Single out the lines of the material that contain "script" and copy them.
===============
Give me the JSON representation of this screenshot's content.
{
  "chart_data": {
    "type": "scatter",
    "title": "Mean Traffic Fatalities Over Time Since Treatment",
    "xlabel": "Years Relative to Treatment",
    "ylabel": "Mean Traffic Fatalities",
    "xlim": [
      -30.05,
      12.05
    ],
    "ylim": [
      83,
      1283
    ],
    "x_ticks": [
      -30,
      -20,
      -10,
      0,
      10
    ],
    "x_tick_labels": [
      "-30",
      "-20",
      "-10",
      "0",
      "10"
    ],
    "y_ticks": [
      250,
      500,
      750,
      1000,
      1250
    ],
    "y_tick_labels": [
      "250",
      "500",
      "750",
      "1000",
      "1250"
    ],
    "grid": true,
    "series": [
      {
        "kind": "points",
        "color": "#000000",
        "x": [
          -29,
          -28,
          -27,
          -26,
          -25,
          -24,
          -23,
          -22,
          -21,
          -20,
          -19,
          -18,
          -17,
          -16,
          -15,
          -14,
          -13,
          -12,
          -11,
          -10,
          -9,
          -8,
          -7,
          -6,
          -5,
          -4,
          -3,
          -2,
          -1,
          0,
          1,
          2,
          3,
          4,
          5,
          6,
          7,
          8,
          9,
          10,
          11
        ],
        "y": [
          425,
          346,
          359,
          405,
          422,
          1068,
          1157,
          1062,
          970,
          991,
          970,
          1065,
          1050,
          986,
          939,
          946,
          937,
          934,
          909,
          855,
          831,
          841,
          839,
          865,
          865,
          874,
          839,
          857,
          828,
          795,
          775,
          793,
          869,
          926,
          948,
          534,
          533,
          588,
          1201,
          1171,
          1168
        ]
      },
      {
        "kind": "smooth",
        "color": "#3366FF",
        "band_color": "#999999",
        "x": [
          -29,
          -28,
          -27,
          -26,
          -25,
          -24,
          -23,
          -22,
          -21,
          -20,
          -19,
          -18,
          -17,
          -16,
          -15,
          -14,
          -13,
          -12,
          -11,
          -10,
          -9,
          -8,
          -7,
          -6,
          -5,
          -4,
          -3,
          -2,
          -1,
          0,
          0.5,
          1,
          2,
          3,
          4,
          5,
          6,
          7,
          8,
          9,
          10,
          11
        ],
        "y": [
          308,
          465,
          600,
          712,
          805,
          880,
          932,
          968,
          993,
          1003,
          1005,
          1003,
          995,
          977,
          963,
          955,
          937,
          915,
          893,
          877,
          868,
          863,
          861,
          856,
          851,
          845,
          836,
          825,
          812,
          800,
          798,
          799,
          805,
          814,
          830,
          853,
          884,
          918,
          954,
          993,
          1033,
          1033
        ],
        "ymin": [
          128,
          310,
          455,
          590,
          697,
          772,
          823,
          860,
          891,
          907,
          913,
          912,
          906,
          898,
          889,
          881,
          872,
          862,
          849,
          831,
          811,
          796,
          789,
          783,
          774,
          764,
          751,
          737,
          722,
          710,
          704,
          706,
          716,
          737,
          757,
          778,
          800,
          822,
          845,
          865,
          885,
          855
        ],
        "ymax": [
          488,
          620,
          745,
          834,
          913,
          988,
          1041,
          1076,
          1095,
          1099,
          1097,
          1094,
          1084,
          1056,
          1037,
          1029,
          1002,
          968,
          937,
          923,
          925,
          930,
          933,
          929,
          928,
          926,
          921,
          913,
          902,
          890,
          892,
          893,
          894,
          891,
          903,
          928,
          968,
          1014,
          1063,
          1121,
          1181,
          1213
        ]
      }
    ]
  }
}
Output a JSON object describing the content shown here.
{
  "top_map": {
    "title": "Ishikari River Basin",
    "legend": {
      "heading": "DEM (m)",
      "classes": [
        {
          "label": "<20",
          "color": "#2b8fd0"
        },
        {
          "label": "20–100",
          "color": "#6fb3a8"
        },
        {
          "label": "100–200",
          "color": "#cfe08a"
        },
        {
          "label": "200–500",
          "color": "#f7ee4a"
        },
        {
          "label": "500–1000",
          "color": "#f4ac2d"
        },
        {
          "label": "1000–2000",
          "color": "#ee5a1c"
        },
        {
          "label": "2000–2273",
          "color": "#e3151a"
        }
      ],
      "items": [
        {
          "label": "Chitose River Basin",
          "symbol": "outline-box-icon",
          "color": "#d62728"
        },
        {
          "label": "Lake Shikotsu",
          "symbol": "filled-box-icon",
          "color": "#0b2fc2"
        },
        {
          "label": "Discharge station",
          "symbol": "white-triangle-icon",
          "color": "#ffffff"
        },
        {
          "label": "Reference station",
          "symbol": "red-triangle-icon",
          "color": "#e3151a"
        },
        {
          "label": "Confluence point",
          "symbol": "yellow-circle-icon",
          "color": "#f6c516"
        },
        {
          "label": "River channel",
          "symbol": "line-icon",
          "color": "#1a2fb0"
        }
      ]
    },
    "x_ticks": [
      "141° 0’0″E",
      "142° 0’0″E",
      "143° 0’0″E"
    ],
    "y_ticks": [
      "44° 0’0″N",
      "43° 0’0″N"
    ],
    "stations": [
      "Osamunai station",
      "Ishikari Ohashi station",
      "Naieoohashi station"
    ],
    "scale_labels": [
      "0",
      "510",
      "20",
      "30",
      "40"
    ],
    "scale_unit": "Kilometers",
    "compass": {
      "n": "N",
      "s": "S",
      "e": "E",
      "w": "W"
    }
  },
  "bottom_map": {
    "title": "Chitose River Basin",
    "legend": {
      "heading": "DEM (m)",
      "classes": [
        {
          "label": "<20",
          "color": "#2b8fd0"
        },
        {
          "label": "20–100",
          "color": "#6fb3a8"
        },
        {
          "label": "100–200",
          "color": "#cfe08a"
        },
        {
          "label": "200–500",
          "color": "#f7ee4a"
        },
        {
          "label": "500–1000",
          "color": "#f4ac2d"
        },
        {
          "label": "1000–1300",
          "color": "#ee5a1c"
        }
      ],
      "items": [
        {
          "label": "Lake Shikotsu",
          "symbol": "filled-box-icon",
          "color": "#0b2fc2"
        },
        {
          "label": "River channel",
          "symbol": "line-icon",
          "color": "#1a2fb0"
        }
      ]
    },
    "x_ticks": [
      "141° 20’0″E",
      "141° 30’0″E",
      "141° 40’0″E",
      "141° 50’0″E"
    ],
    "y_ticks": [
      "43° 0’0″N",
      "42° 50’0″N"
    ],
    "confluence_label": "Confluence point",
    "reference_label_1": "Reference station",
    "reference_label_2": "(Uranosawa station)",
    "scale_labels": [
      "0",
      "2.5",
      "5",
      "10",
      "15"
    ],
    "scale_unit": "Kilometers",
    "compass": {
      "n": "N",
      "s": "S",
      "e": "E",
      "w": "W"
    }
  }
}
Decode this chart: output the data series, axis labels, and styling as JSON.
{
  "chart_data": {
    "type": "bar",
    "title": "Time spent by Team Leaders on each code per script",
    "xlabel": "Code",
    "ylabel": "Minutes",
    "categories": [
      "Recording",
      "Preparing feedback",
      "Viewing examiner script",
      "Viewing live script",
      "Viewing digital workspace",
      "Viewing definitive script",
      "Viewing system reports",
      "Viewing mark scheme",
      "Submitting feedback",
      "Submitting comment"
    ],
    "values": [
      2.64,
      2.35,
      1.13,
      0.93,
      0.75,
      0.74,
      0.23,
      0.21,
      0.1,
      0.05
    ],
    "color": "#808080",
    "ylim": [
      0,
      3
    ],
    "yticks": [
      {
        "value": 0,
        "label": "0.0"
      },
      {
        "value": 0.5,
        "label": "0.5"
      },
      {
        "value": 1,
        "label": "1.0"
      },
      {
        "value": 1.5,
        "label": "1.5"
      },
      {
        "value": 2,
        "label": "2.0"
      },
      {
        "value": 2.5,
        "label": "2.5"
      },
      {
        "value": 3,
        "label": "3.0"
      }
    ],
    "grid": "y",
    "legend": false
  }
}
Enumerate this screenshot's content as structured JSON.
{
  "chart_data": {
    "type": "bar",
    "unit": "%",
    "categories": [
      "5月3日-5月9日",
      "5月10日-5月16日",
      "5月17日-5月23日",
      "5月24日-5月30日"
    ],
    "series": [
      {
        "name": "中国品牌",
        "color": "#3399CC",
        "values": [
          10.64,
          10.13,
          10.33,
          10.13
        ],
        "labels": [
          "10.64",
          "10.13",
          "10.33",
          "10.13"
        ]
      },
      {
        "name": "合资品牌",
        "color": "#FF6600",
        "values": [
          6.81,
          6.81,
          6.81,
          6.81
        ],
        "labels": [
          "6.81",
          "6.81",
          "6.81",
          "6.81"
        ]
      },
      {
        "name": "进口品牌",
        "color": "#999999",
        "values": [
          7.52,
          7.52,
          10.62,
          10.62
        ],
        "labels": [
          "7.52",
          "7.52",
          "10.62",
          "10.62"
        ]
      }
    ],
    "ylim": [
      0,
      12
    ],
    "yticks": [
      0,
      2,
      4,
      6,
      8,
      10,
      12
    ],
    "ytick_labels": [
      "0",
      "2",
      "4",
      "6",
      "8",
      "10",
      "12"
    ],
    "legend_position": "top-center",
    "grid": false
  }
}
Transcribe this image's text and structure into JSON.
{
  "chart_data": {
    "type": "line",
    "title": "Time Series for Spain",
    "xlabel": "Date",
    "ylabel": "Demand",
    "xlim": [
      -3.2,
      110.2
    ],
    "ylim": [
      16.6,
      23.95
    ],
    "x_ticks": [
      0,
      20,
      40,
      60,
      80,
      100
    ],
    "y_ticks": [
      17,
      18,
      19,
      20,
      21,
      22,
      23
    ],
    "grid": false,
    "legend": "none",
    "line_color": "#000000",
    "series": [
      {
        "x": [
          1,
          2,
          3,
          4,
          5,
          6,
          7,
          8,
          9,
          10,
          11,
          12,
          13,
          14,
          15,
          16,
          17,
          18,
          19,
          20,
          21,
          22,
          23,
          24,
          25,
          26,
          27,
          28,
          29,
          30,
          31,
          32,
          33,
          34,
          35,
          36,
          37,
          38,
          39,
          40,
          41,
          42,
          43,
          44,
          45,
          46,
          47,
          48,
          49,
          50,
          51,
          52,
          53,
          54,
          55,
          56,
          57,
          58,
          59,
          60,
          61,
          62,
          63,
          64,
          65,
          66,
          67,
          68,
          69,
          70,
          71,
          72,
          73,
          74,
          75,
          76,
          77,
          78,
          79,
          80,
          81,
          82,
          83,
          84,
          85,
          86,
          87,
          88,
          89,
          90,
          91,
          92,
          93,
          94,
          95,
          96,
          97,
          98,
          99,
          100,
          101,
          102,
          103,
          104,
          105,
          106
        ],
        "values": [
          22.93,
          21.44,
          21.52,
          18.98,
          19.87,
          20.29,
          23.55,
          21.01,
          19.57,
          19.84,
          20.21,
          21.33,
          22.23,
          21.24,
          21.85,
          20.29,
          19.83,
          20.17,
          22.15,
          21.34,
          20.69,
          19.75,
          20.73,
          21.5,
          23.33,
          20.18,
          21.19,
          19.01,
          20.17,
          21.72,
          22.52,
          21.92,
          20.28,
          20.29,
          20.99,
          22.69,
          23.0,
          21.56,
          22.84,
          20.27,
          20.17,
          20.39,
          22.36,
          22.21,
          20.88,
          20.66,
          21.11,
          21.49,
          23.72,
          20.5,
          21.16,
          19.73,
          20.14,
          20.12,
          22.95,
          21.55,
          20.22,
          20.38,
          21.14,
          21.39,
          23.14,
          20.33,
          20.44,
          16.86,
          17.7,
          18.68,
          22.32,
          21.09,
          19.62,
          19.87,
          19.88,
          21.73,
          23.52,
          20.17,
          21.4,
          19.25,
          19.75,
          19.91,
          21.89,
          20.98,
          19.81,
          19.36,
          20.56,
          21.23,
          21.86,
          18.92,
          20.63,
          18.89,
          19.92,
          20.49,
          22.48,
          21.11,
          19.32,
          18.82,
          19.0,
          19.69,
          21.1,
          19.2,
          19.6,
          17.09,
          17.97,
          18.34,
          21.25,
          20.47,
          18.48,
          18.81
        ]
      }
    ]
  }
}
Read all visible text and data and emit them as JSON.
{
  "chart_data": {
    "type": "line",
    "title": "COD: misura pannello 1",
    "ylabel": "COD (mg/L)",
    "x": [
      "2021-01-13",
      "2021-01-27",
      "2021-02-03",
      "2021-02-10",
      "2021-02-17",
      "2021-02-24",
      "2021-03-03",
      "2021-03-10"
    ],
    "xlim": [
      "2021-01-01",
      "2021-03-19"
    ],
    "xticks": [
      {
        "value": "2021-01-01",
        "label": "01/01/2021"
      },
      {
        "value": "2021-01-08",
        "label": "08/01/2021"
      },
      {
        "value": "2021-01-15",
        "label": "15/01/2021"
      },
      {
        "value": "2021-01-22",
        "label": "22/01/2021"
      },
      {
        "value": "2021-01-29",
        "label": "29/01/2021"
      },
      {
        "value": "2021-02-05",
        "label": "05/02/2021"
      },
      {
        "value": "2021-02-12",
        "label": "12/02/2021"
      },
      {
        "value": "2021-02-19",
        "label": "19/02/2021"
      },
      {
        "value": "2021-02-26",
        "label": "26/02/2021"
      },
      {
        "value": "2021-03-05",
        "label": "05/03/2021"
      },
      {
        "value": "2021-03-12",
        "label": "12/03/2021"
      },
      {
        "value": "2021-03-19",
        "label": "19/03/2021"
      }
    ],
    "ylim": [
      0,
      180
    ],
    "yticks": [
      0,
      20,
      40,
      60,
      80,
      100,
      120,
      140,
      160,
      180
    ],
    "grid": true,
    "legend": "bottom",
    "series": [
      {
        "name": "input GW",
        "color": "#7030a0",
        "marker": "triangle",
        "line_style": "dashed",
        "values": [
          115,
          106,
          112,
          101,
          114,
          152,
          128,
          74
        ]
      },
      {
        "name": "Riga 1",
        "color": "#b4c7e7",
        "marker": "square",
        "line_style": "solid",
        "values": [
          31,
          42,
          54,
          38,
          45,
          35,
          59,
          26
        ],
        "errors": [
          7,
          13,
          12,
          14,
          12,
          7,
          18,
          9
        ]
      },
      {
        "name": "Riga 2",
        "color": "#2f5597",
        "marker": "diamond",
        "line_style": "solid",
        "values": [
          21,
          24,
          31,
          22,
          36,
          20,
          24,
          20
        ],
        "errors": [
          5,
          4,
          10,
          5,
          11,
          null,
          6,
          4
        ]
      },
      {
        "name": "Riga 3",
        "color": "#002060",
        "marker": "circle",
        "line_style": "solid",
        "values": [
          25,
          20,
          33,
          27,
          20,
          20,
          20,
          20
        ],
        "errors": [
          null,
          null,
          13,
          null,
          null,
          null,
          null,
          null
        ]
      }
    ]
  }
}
===============
Answer to this problem:
    "title": "Time spent by Team Leaders on each code per script",
      "Viewing examiner script",
      "Viewing live script",
      "Viewing definitive script",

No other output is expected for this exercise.